Your instructions
All records must be quoted exactly. Omit the pictures.

Extracted records
■ ■ ■

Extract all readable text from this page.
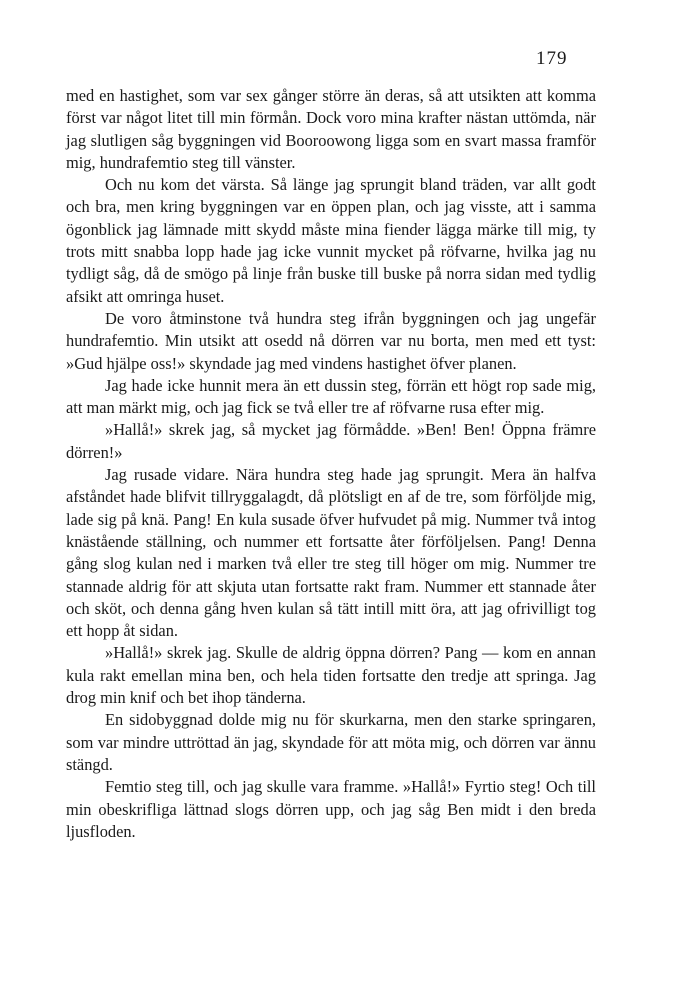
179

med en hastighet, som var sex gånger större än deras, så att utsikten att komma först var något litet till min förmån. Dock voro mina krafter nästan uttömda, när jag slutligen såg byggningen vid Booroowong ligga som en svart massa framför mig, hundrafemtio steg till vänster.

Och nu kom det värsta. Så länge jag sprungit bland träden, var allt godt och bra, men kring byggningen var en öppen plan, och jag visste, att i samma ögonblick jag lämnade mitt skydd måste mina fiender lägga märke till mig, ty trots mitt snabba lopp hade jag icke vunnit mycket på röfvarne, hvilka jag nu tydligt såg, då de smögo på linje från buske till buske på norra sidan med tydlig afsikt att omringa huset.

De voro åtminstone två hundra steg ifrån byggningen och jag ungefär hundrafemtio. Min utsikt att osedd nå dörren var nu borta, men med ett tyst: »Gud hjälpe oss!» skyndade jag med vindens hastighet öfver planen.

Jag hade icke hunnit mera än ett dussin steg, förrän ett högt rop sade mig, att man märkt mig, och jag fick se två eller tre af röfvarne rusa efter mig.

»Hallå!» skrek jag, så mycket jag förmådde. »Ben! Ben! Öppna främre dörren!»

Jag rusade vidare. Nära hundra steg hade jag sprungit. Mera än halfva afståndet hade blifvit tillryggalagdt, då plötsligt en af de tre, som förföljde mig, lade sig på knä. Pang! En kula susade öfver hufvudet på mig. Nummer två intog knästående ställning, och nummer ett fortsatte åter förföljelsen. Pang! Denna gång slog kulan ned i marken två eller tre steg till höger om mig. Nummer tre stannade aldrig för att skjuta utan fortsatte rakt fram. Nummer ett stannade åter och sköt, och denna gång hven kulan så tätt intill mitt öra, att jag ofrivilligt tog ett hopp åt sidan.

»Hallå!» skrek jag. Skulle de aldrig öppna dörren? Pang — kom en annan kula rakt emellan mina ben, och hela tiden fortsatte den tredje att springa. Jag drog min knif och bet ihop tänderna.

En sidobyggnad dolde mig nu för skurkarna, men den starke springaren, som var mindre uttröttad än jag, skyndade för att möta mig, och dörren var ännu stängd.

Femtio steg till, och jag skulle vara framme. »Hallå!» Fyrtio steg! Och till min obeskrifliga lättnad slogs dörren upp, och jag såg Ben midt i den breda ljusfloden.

■ ■ ■

Solution below
Extract all readable text from this page.
179

med en hastighet, som var sex gånger större än deras, så att utsikten att komma först var något litet till min förmån. Dock voro mina krafter nästan uttömda, när jag slutligen såg byggningen vid Booroowong ligga som en svart massa framför mig, hundrafemtio steg till vänster.

Och nu kom det värsta. Så länge jag sprungit bland träden, var allt godt och bra, men kring byggningen var en öppen plan, och jag visste, att i samma ögonblick jag lämnade mitt skydd måste mina fiender lägga märke till mig, ty trots mitt snabba lopp hade jag icke vunnit mycket på röfvarne, hvilka jag nu tydligt såg, då de smögo på linje från buske till buske på norra sidan med tydlig afsikt att omringa huset.

De voro åtminstone två hundra steg ifrån byggningen och jag ungefär hundrafemtio. Min utsikt att osedd nå dörren var nu borta, men med ett tyst: »Gud hjälpe oss!» skyndade jag med vindens hastighet öfver planen.

Jag hade icke hunnit mera än ett dussin steg, förrän ett högt rop sade mig, att man märkt mig, och jag fick se två eller tre af röfvarne rusa efter mig.

»Hallå!» skrek jag, så mycket jag förmådde. »Ben! Ben! Öppna främre dörren!»

Jag rusade vidare. Nära hundra steg hade jag sprungit. Mera än halfva afståndet hade blifvit tillryggalagdt, då plötsligt en af de tre, som förföljde mig, lade sig på knä. Pang! En kula susade öfver hufvudet på mig. Nummer två intog knästående ställning, och nummer ett fortsatte åter förföljelsen. Pang! Denna gång slog kulan ned i marken två eller tre steg till höger om mig. Nummer tre stannade aldrig för att skjuta utan fortsatte rakt fram. Nummer ett stannade åter och sköt, och denna gång hven kulan så tätt intill mitt öra, att jag ofrivilligt tog ett hopp åt sidan.

»Hallå!» skrek jag. Skulle de aldrig öppna dörren? Pang — kom en annan kula rakt emellan mina ben, och hela tiden fortsatte den tredje att springa. Jag drog min knif och bet ihop tänderna.

En sidobyggnad dolde mig nu för skurkarna, men den starke springaren, som var mindre uttröttad än jag, skyndade för att möta mig, och dörren var ännu stängd.

Femtio steg till, och jag skulle vara framme. »Hallå!» Fyrtio steg! Och till min obeskrifliga lättnad slogs dörren upp, och jag såg Ben midt i den breda ljusfloden.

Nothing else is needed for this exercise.